REQUIRED WORK: Restate all the material verbatim, except for the pictures.

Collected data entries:
★ ★ ★ ★ ★
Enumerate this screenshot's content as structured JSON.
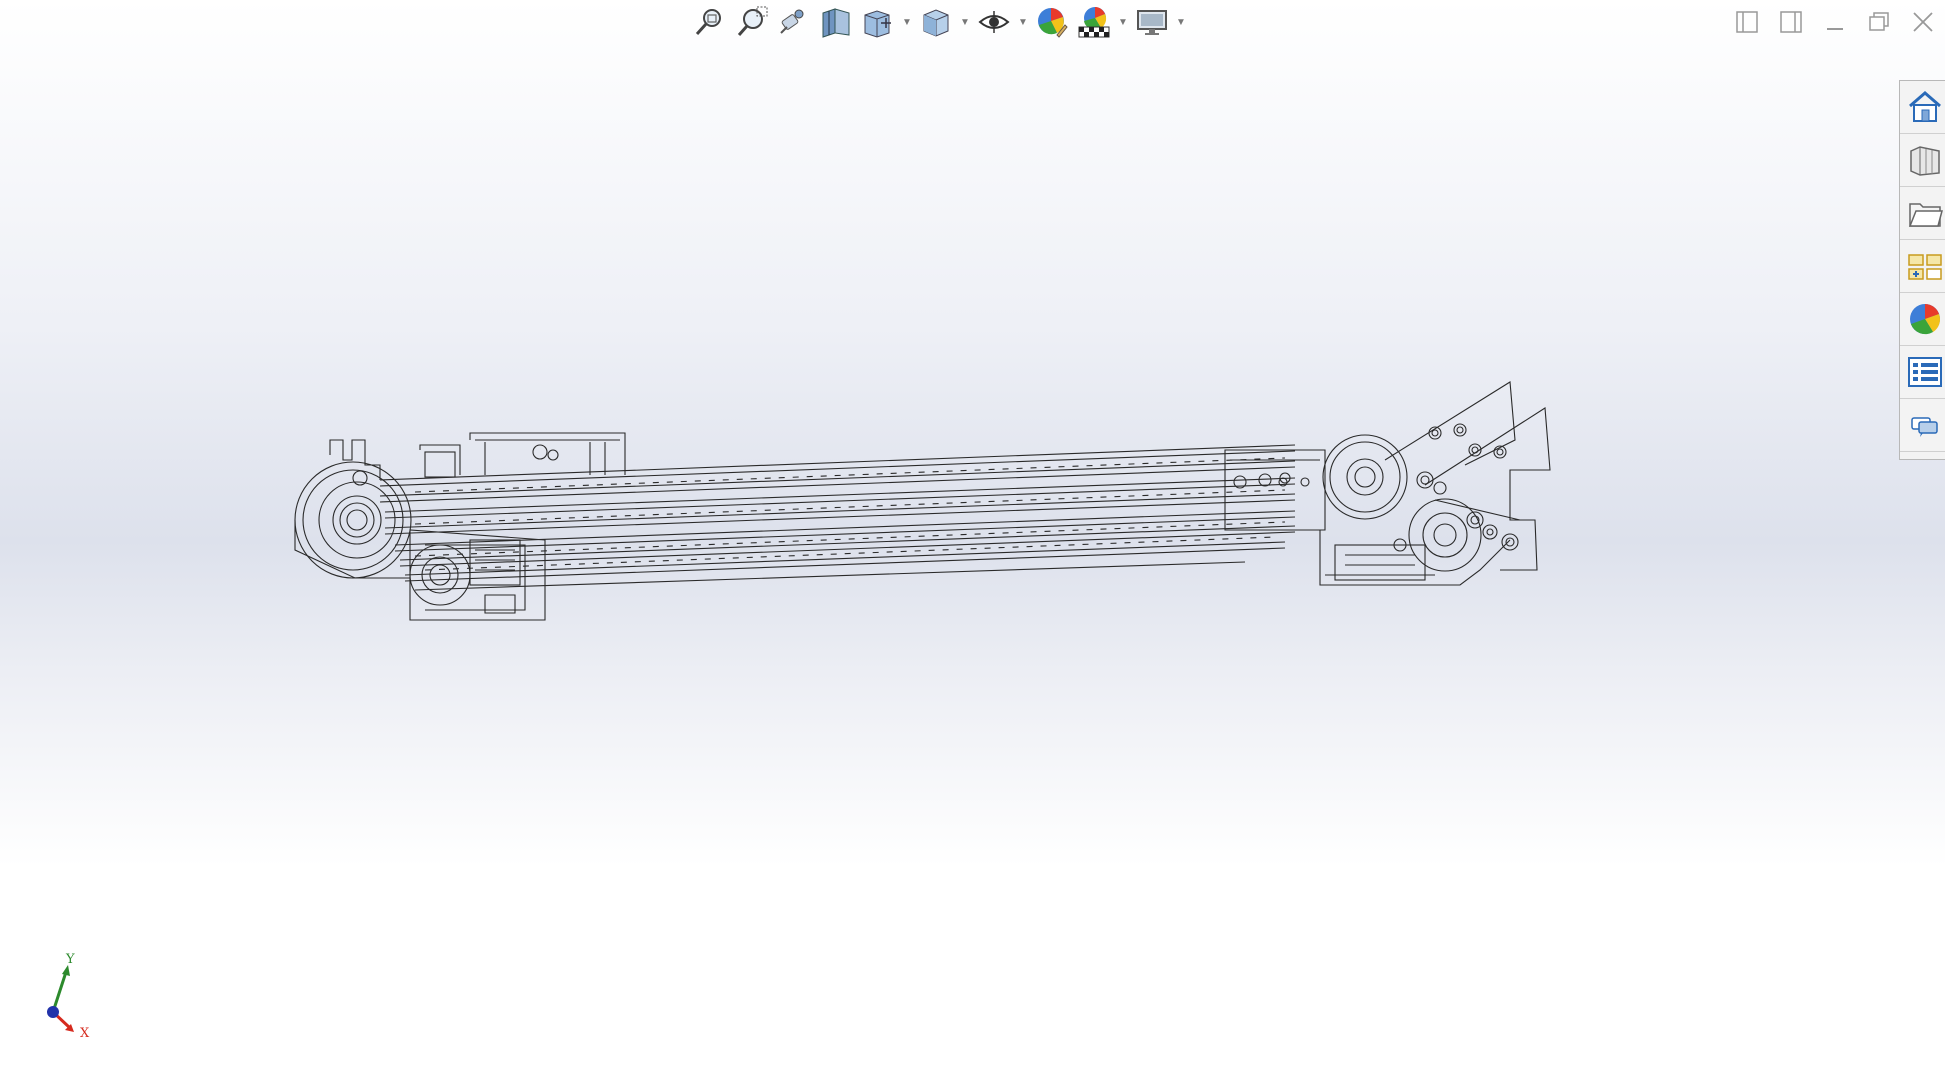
{
  "heads_up_toolbar": {
    "buttons": [
      {
        "id": "zoom-to-fit",
        "icon": "zoom-to-fit-icon"
      },
      {
        "id": "zoom-to-area",
        "icon": "zoom-to-area-icon"
      },
      {
        "id": "previous-view",
        "icon": "previous-view-icon"
      },
      {
        "id": "section-view",
        "icon": "section-view-icon"
      },
      {
        "id": "view-orientation",
        "icon": "view-orientation-icon"
      },
      {
        "id": "display-style",
        "icon": "display-style-icon"
      },
      {
        "id": "hide-show-items",
        "icon": "hide-show-items-icon"
      },
      {
        "id": "edit-appearance",
        "icon": "edit-appearance-icon"
      },
      {
        "id": "apply-scene",
        "icon": "apply-scene-icon"
      },
      {
        "id": "view-settings",
        "icon": "view-settings-icon"
      }
    ]
  },
  "window_controls": [
    "tile-left-icon",
    "tile-right-icon",
    "minimize-icon",
    "restore-icon",
    "close-icon"
  ],
  "task_pane": {
    "tabs": [
      "solidworks-resources-icon",
      "design-library-icon",
      "file-explorer-icon",
      "view-palette-icon",
      "appearances-scenes-icon",
      "custom-properties-icon",
      "forum-icon"
    ]
  },
  "triad": {
    "x_label": "X",
    "y_label": "Y"
  },
  "colors": {
    "x_axis": "#d62a1e",
    "y_axis": "#2c8a2c",
    "z_axis": "#2233aa",
    "wireframe": "#2a2a2a"
  }
}
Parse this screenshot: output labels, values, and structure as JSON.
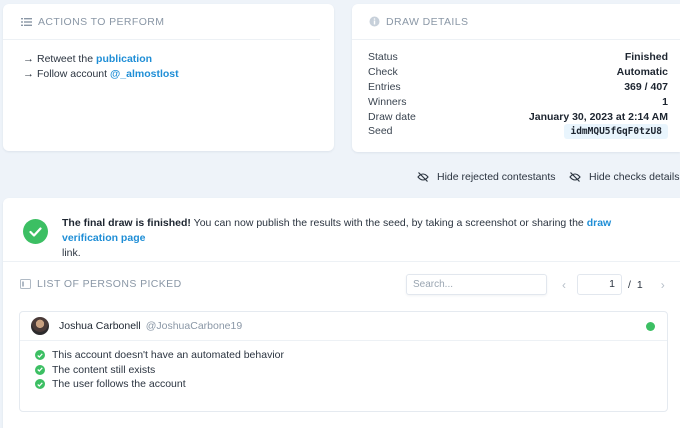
{
  "actions": {
    "title": "ACTIONS TO PERFORM",
    "items": [
      {
        "prefix": "Retweet the",
        "link": "publication"
      },
      {
        "prefix": "Follow account",
        "link": "@_almostlost"
      }
    ]
  },
  "details": {
    "title": "DRAW DETAILS",
    "rows": [
      {
        "label": "Status",
        "value": "Finished"
      },
      {
        "label": "Check",
        "value": "Automatic"
      },
      {
        "label": "Entries",
        "value": "369 / 407"
      },
      {
        "label": "Winners",
        "value": "1"
      },
      {
        "label": "Draw date",
        "value": "January 30, 2023 at 2:14 AM"
      }
    ],
    "seed_label": "Seed",
    "seed_value": "idmMQU5fGqF0tzU8"
  },
  "toggles": {
    "hide_rejected": "Hide rejected contestants",
    "hide_checks": "Hide checks details"
  },
  "notice": {
    "bold": "The final draw is finished!",
    "text": " You can now publish the results with the seed, by taking a screenshot or sharing the ",
    "link": "draw verification page",
    "tail": "link."
  },
  "list": {
    "title": "LIST OF PERSONS PICKED",
    "search_placeholder": "Search...",
    "page_current": "1",
    "page_total": "1"
  },
  "person": {
    "name": "Joshua Carbonell",
    "handle": "@JoshuaCarbone19",
    "checks": [
      "This account doesn't have an automated behavior",
      "The content still exists",
      "The user follows the account"
    ]
  },
  "colors": {
    "accent": "#1f8ed6",
    "success": "#3cbf63",
    "background": "#eef3f9"
  }
}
★ ★ ★ ★ ★
OUTPUT FOR THIS EXERCISE:
Enumerate this screenshot's content as structured JSON.
{
  "heads_up_toolbar": {
    "buttons": [
      {
        "id": "zoom-to-fit",
        "icon": "zoom-to-fit-icon"
      },
      {
        "id": "zoom-to-area",
        "icon": "zoom-to-area-icon"
      },
      {
        "id": "previous-view",
        "icon": "previous-view-icon"
      },
      {
        "id": "section-view",
        "icon": "section-view-icon"
      },
      {
        "id": "view-orientation",
        "icon": "view-orientation-icon"
      },
      {
        "id": "display-style",
        "icon": "display-style-icon"
      },
      {
        "id": "hide-show-items",
        "icon": "hide-show-items-icon"
      },
      {
        "id": "edit-appearance",
        "icon": "edit-appearance-icon"
      },
      {
        "id": "apply-scene",
        "icon": "apply-scene-icon"
      },
      {
        "id": "view-settings",
        "icon": "view-settings-icon"
      }
    ]
  },
  "window_controls": [
    "tile-left-icon",
    "tile-right-icon",
    "minimize-icon",
    "restore-icon",
    "close-icon"
  ],
  "task_pane": {
    "tabs": [
      "solidworks-resources-icon",
      "design-library-icon",
      "file-explorer-icon",
      "view-palette-icon",
      "appearances-scenes-icon",
      "custom-properties-icon",
      "forum-icon"
    ]
  },
  "triad": {
    "x_label": "X",
    "y_label": "Y"
  },
  "colors": {
    "x_axis": "#d62a1e",
    "y_axis": "#2c8a2c",
    "z_axis": "#2233aa",
    "wireframe": "#2a2a2a"
  }
}
Parse this screenshot: output labels, values, and structure as JSON.
{
  "actions": {
    "title": "ACTIONS TO PERFORM",
    "items": [
      {
        "prefix": "Retweet the",
        "link": "publication"
      },
      {
        "prefix": "Follow account",
        "link": "@_almostlost"
      }
    ]
  },
  "details": {
    "title": "DRAW DETAILS",
    "rows": [
      {
        "label": "Status",
        "value": "Finished"
      },
      {
        "label": "Check",
        "value": "Automatic"
      },
      {
        "label": "Entries",
        "value": "369 / 407"
      },
      {
        "label": "Winners",
        "value": "1"
      },
      {
        "label": "Draw date",
        "value": "January 30, 2023 at 2:14 AM"
      }
    ],
    "seed_label": "Seed",
    "seed_value": "idmMQU5fGqF0tzU8"
  },
  "toggles": {
    "hide_rejected": "Hide rejected contestants",
    "hide_checks": "Hide checks details"
  },
  "notice": {
    "bold": "The final draw is finished!",
    "text": " You can now publish the results with the seed, by taking a screenshot or sharing the ",
    "link": "draw verification page",
    "tail": "link."
  },
  "list": {
    "title": "LIST OF PERSONS PICKED",
    "search_placeholder": "Search...",
    "page_current": "1",
    "page_total": "1"
  },
  "person": {
    "name": "Joshua Carbonell",
    "handle": "@JoshuaCarbone19",
    "checks": [
      "This account doesn't have an automated behavior",
      "The content still exists",
      "The user follows the account"
    ]
  },
  "colors": {
    "accent": "#1f8ed6",
    "success": "#3cbf63",
    "background": "#eef3f9"
  }
}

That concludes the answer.